Problem to solve: Read the material below. Count the lines containing "name" and give that count alone.

Information provided:
§
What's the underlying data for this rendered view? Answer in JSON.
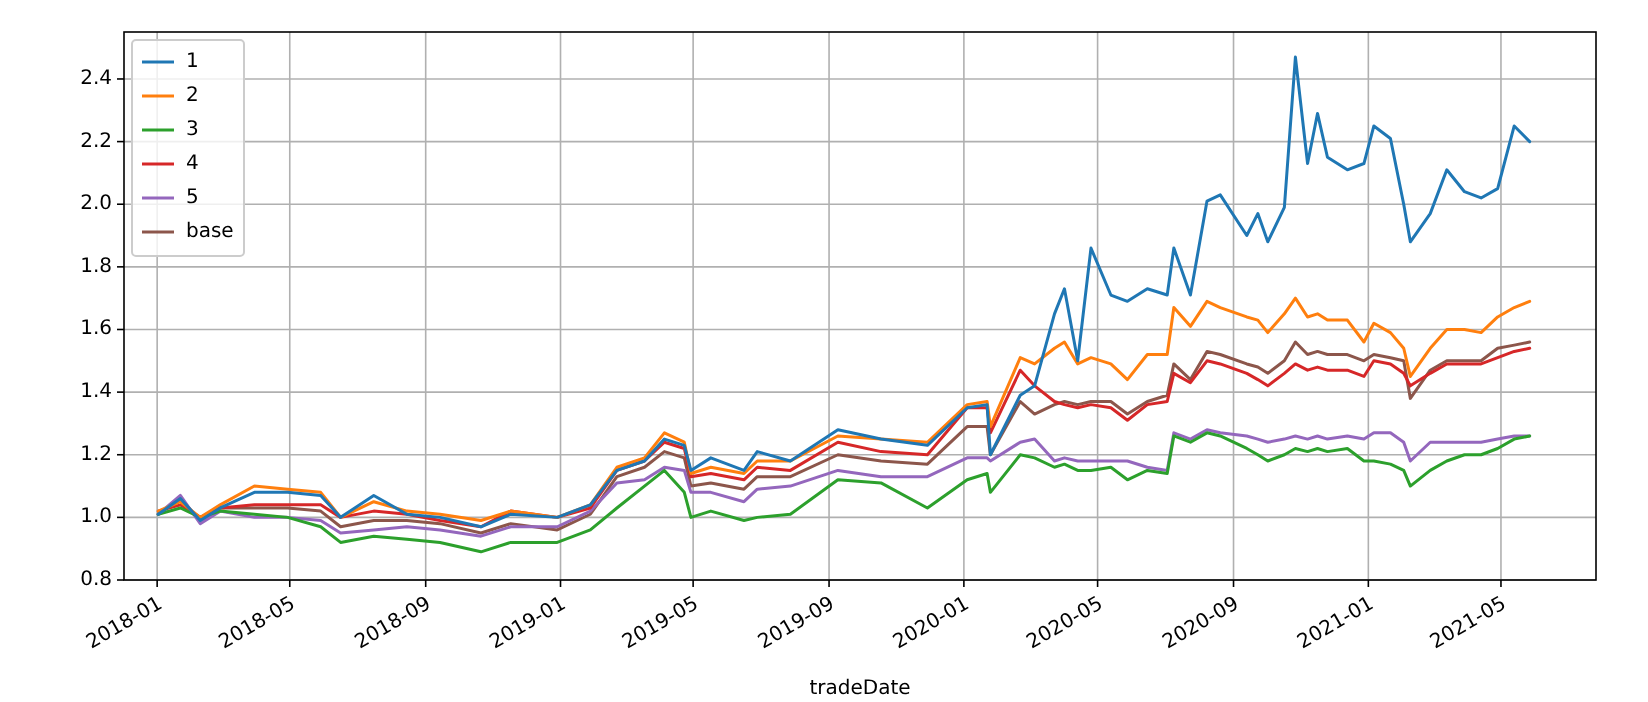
{
  "chart_data": {
    "type": "line",
    "xlabel": "tradeDate",
    "legend": "top left",
    "grid": true,
    "xlim": [
      "2017-12-02",
      "2021-07-26"
    ],
    "ylim": [
      0.8,
      2.55
    ],
    "xticks": [
      "2018-01",
      "2018-05",
      "2018-09",
      "2019-01",
      "2019-05",
      "2019-09",
      "2020-01",
      "2020-05",
      "2020-09",
      "2021-01",
      "2021-05"
    ],
    "yticks": [
      0.8,
      {
        "value": 1,
        "label": "1.0"
      },
      1.2,
      1.4,
      1.6,
      1.8,
      {
        "value": 2,
        "label": "2.0"
      },
      2.2,
      2.4
    ],
    "x": [
      "2018-01-02",
      "2018-01-22",
      "2018-02-09",
      "2018-02-27",
      "2018-03-30",
      "2018-04-29",
      "2018-05-29",
      "2018-06-16",
      "2018-07-16",
      "2018-08-15",
      "2018-09-14",
      "2018-10-21",
      "2018-11-17",
      "2018-12-29",
      "2019-01-28",
      "2019-02-21",
      "2019-03-18",
      "2019-04-05",
      "2019-04-23",
      "2019-04-29",
      "2019-05-17",
      "2019-06-16",
      "2019-06-28",
      "2019-07-28",
      "2019-09-09",
      "2019-10-18",
      "2019-11-29",
      "2020-01-04",
      "2020-01-22",
      "2020-01-25",
      "2020-02-21",
      "2020-03-05",
      "2020-03-23",
      "2020-04-01",
      "2020-04-13",
      "2020-04-25",
      "2020-05-13",
      "2020-05-28",
      "2020-06-15",
      "2020-07-03",
      "2020-07-09",
      "2020-07-24",
      "2020-08-08",
      "2020-08-20",
      "2020-09-13",
      "2020-09-23",
      "2020-10-02",
      "2020-10-17",
      "2020-10-27",
      "2020-11-07",
      "2020-11-16",
      "2020-11-25",
      "2020-12-13",
      "2020-12-28",
      "2021-01-06",
      "2021-01-21",
      "2021-02-02",
      "2021-02-08",
      "2021-02-26",
      "2021-03-13",
      "2021-03-29",
      "2021-04-13",
      "2021-04-28",
      "2021-05-13",
      "2021-05-27"
    ],
    "series": [
      {
        "name": "1",
        "color": "#1f77b4",
        "values": [
          1.01,
          1.06,
          0.99,
          1.03,
          1.08,
          1.08,
          1.07,
          1.0,
          1.07,
          1.01,
          1.0,
          0.97,
          1.01,
          1.0,
          1.04,
          1.15,
          1.18,
          1.25,
          1.23,
          1.15,
          1.19,
          1.15,
          1.21,
          1.18,
          1.28,
          1.25,
          1.23,
          1.35,
          1.36,
          1.2,
          1.39,
          1.42,
          1.65,
          1.73,
          1.5,
          1.86,
          1.71,
          1.69,
          1.73,
          1.71,
          1.86,
          1.71,
          2.01,
          2.03,
          1.9,
          1.97,
          1.88,
          1.99,
          2.47,
          2.13,
          2.29,
          2.15,
          2.11,
          2.13,
          2.25,
          2.21,
          2.0,
          1.88,
          1.97,
          2.11,
          2.04,
          2.02,
          2.05,
          2.25,
          2.2
        ]
      },
      {
        "name": "2",
        "color": "#ff7f0e",
        "values": [
          1.02,
          1.05,
          1.0,
          1.04,
          1.1,
          1.09,
          1.08,
          1.0,
          1.05,
          1.02,
          1.01,
          0.99,
          1.02,
          1.0,
          1.04,
          1.16,
          1.19,
          1.27,
          1.24,
          1.14,
          1.16,
          1.14,
          1.18,
          1.18,
          1.26,
          1.25,
          1.24,
          1.36,
          1.37,
          1.29,
          1.51,
          1.49,
          1.54,
          1.56,
          1.49,
          1.51,
          1.49,
          1.44,
          1.52,
          1.52,
          1.67,
          1.61,
          1.69,
          1.67,
          1.64,
          1.63,
          1.59,
          1.65,
          1.7,
          1.64,
          1.65,
          1.63,
          1.63,
          1.56,
          1.62,
          1.59,
          1.54,
          1.45,
          1.54,
          1.6,
          1.6,
          1.59,
          1.64,
          1.67,
          1.69
        ]
      },
      {
        "name": "3",
        "color": "#2ca02c",
        "values": [
          1.01,
          1.03,
          1.0,
          1.02,
          1.01,
          1.0,
          0.97,
          0.92,
          0.94,
          0.93,
          0.92,
          0.89,
          0.92,
          0.92,
          0.96,
          1.03,
          1.1,
          1.15,
          1.08,
          1.0,
          1.02,
          0.99,
          1.0,
          1.01,
          1.12,
          1.11,
          1.03,
          1.12,
          1.14,
          1.08,
          1.2,
          1.19,
          1.16,
          1.17,
          1.15,
          1.15,
          1.16,
          1.12,
          1.15,
          1.14,
          1.26,
          1.24,
          1.27,
          1.26,
          1.22,
          1.2,
          1.18,
          1.2,
          1.22,
          1.21,
          1.22,
          1.21,
          1.22,
          1.18,
          1.18,
          1.17,
          1.15,
          1.1,
          1.15,
          1.18,
          1.2,
          1.2,
          1.22,
          1.25,
          1.26
        ]
      },
      {
        "name": "4",
        "color": "#d62728",
        "values": [
          1.02,
          1.04,
          1.0,
          1.03,
          1.04,
          1.04,
          1.04,
          1.0,
          1.02,
          1.01,
          0.99,
          0.97,
          1.02,
          1.0,
          1.03,
          1.15,
          1.18,
          1.24,
          1.22,
          1.13,
          1.14,
          1.12,
          1.16,
          1.15,
          1.24,
          1.21,
          1.2,
          1.35,
          1.35,
          1.27,
          1.47,
          1.42,
          1.37,
          1.36,
          1.35,
          1.36,
          1.35,
          1.31,
          1.36,
          1.37,
          1.46,
          1.43,
          1.5,
          1.49,
          1.46,
          1.44,
          1.42,
          1.46,
          1.49,
          1.47,
          1.48,
          1.47,
          1.47,
          1.45,
          1.5,
          1.49,
          1.46,
          1.42,
          1.46,
          1.49,
          1.49,
          1.49,
          1.51,
          1.53,
          1.54
        ]
      },
      {
        "name": "5",
        "color": "#9467bd",
        "values": [
          1.01,
          1.07,
          0.98,
          1.02,
          1.0,
          1.0,
          0.99,
          0.95,
          0.96,
          0.97,
          0.96,
          0.94,
          0.97,
          0.97,
          1.02,
          1.11,
          1.12,
          1.16,
          1.15,
          1.08,
          1.08,
          1.05,
          1.09,
          1.1,
          1.15,
          1.13,
          1.13,
          1.19,
          1.19,
          1.18,
          1.24,
          1.25,
          1.18,
          1.19,
          1.18,
          1.18,
          1.18,
          1.18,
          1.16,
          1.15,
          1.27,
          1.25,
          1.28,
          1.27,
          1.26,
          1.25,
          1.24,
          1.25,
          1.26,
          1.25,
          1.26,
          1.25,
          1.26,
          1.25,
          1.27,
          1.27,
          1.24,
          1.18,
          1.24,
          1.24,
          1.24,
          1.24,
          1.25,
          1.26,
          1.26
        ]
      },
      {
        "name": "base",
        "color": "#8c564b",
        "values": [
          1.01,
          1.06,
          0.99,
          1.03,
          1.03,
          1.03,
          1.02,
          0.97,
          0.99,
          0.99,
          0.98,
          0.95,
          0.98,
          0.96,
          1.01,
          1.13,
          1.16,
          1.21,
          1.19,
          1.1,
          1.11,
          1.09,
          1.13,
          1.13,
          1.2,
          1.18,
          1.17,
          1.29,
          1.29,
          1.2,
          1.37,
          1.33,
          1.36,
          1.37,
          1.36,
          1.37,
          1.37,
          1.33,
          1.37,
          1.39,
          1.49,
          1.44,
          1.53,
          1.52,
          1.49,
          1.48,
          1.46,
          1.5,
          1.56,
          1.52,
          1.53,
          1.52,
          1.52,
          1.5,
          1.52,
          1.51,
          1.5,
          1.38,
          1.47,
          1.5,
          1.5,
          1.5,
          1.54,
          1.55,
          1.56
        ]
      }
    ]
  }
}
§
Task response: 6